Figure record listings
◆ ◆ ◆

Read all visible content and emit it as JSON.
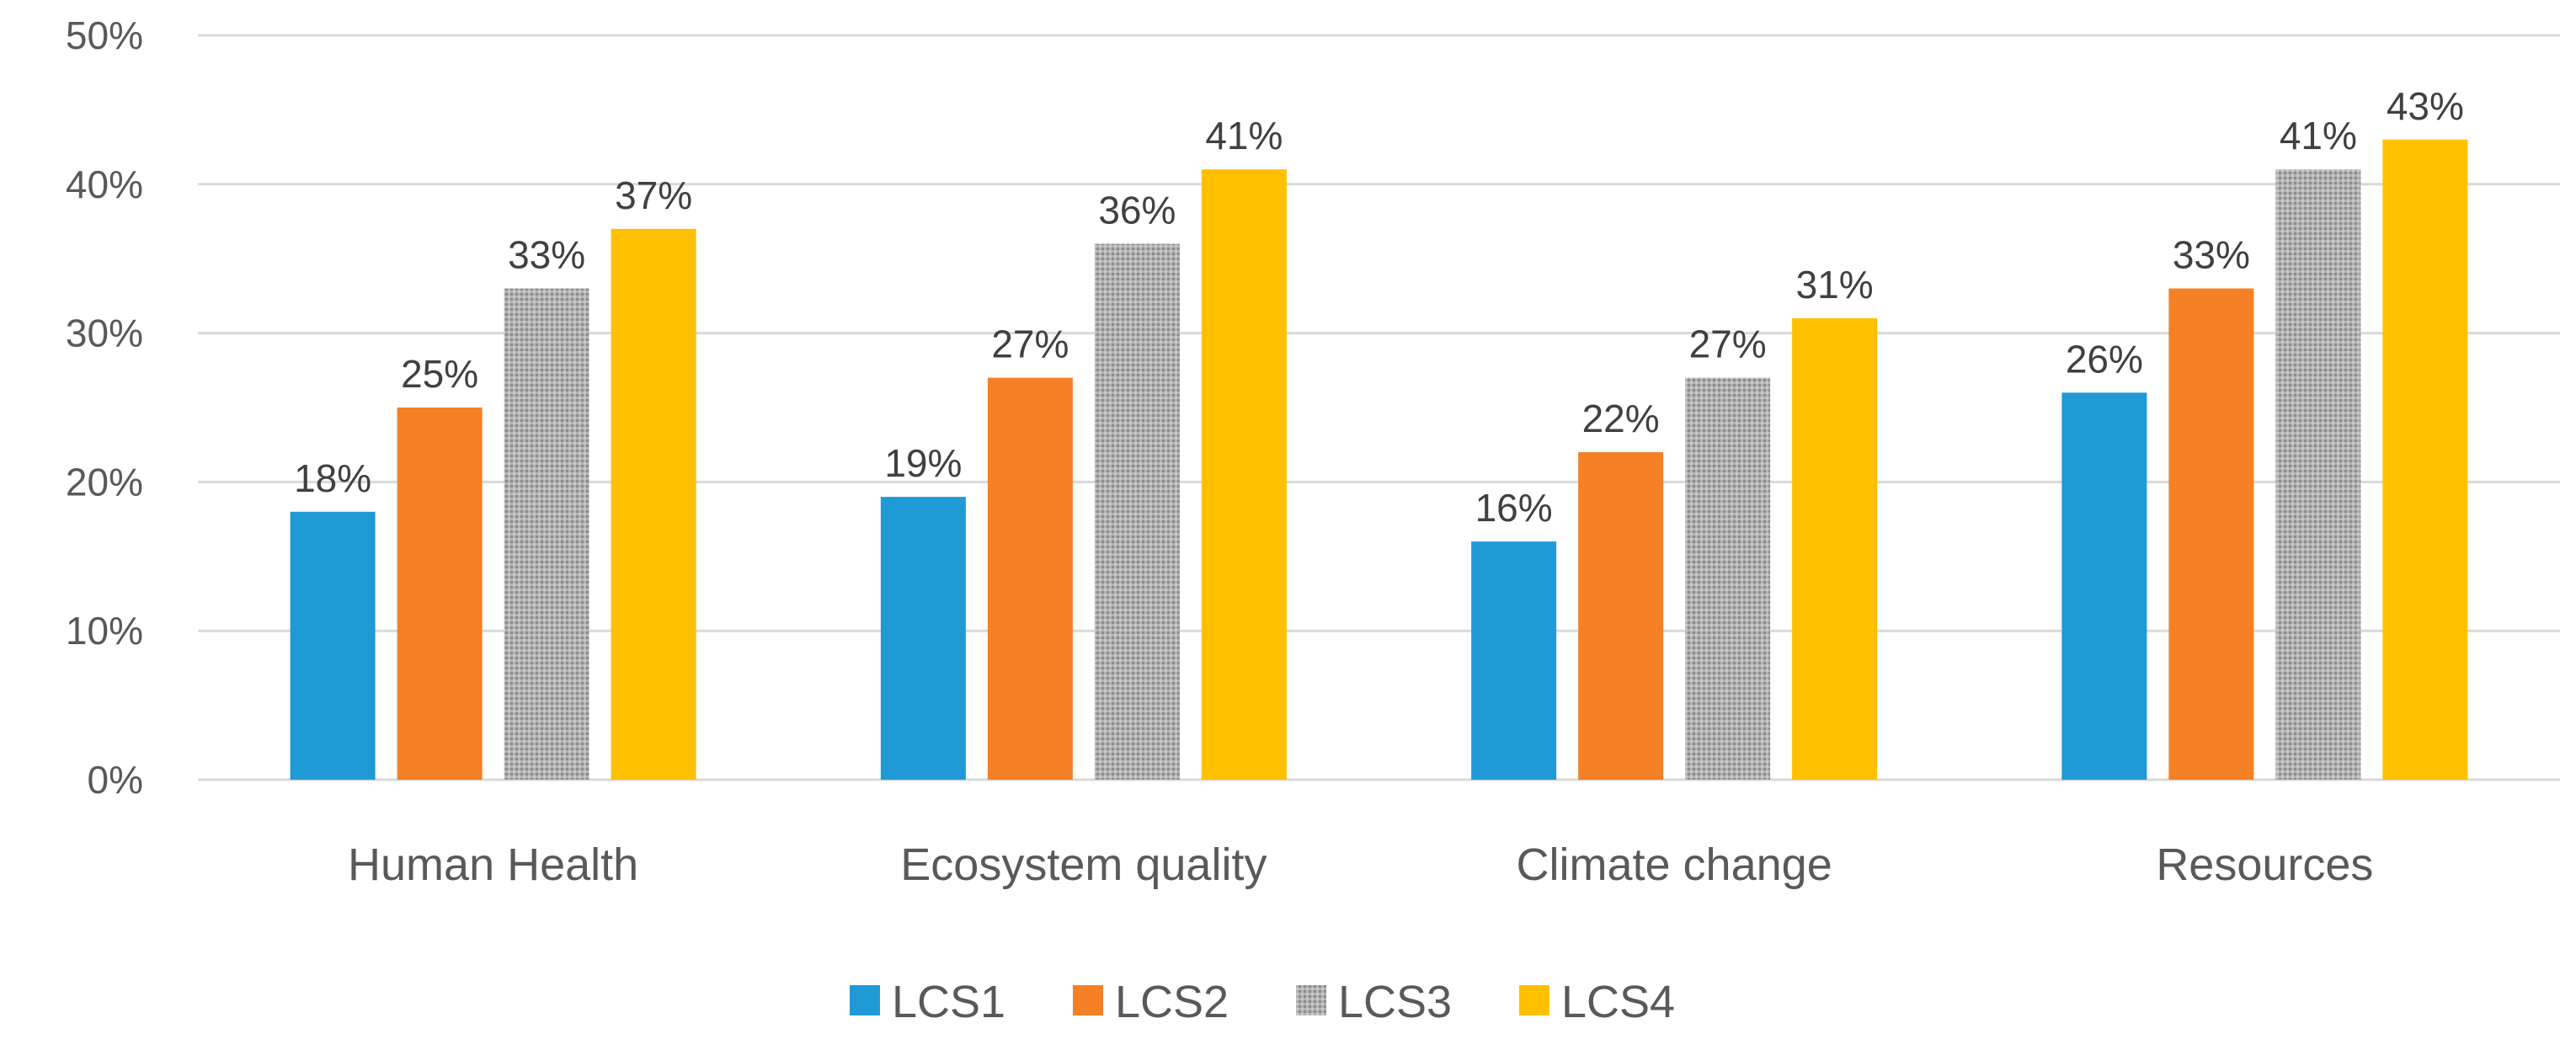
{
  "chart_data": {
    "type": "bar",
    "title": "",
    "xlabel": "",
    "ylabel": "",
    "ylim": [
      0,
      0.5
    ],
    "yticks": [
      {
        "value": 0,
        "label": "0%"
      },
      {
        "value": 0.1,
        "label": "10%"
      },
      {
        "value": 0.2,
        "label": "20%"
      },
      {
        "value": 0.3,
        "label": "30%"
      },
      {
        "value": 0.4,
        "label": "40%"
      },
      {
        "value": 0.5,
        "label": "50%"
      }
    ],
    "grid": true,
    "legend_position": "bottom",
    "categories": [
      "Human Health",
      "Ecosystem quality",
      "Climate change",
      "Resources"
    ],
    "series": [
      {
        "name": "LCS1",
        "color": "#1f9ad6",
        "pattern": "solid",
        "values": [
          0.18,
          0.19,
          0.16,
          0.26
        ],
        "labels": [
          "18%",
          "19%",
          "16%",
          "26%"
        ]
      },
      {
        "name": "LCS2",
        "color": "#f58025",
        "pattern": "solid",
        "values": [
          0.25,
          0.27,
          0.22,
          0.33
        ],
        "labels": [
          "25%",
          "27%",
          "22%",
          "33%"
        ]
      },
      {
        "name": "LCS3",
        "color": "#a6a6a6",
        "pattern": "dotted",
        "values": [
          0.33,
          0.36,
          0.27,
          0.41
        ],
        "labels": [
          "33%",
          "36%",
          "27%",
          "41%"
        ]
      },
      {
        "name": "LCS4",
        "color": "#ffc000",
        "pattern": "solid",
        "values": [
          0.37,
          0.41,
          0.31,
          0.43
        ],
        "labels": [
          "37%",
          "41%",
          "31%",
          "43%"
        ]
      }
    ]
  }
}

◆ ◆ ◆

What comes back should match the records exactly, minus any pictures.

» Result
Read all visible content and emit it as JSON.
{
  "chart_data": {
    "type": "bar",
    "title": "",
    "xlabel": "",
    "ylabel": "",
    "ylim": [
      0,
      0.5
    ],
    "yticks": [
      {
        "value": 0,
        "label": "0%"
      },
      {
        "value": 0.1,
        "label": "10%"
      },
      {
        "value": 0.2,
        "label": "20%"
      },
      {
        "value": 0.3,
        "label": "30%"
      },
      {
        "value": 0.4,
        "label": "40%"
      },
      {
        "value": 0.5,
        "label": "50%"
      }
    ],
    "grid": true,
    "legend_position": "bottom",
    "categories": [
      "Human Health",
      "Ecosystem quality",
      "Climate change",
      "Resources"
    ],
    "series": [
      {
        "name": "LCS1",
        "color": "#1f9ad6",
        "pattern": "solid",
        "values": [
          0.18,
          0.19,
          0.16,
          0.26
        ],
        "labels": [
          "18%",
          "19%",
          "16%",
          "26%"
        ]
      },
      {
        "name": "LCS2",
        "color": "#f58025",
        "pattern": "solid",
        "values": [
          0.25,
          0.27,
          0.22,
          0.33
        ],
        "labels": [
          "25%",
          "27%",
          "22%",
          "33%"
        ]
      },
      {
        "name": "LCS3",
        "color": "#a6a6a6",
        "pattern": "dotted",
        "values": [
          0.33,
          0.36,
          0.27,
          0.41
        ],
        "labels": [
          "33%",
          "36%",
          "27%",
          "41%"
        ]
      },
      {
        "name": "LCS4",
        "color": "#ffc000",
        "pattern": "solid",
        "values": [
          0.37,
          0.41,
          0.31,
          0.43
        ],
        "labels": [
          "37%",
          "41%",
          "31%",
          "43%"
        ]
      }
    ]
  }
}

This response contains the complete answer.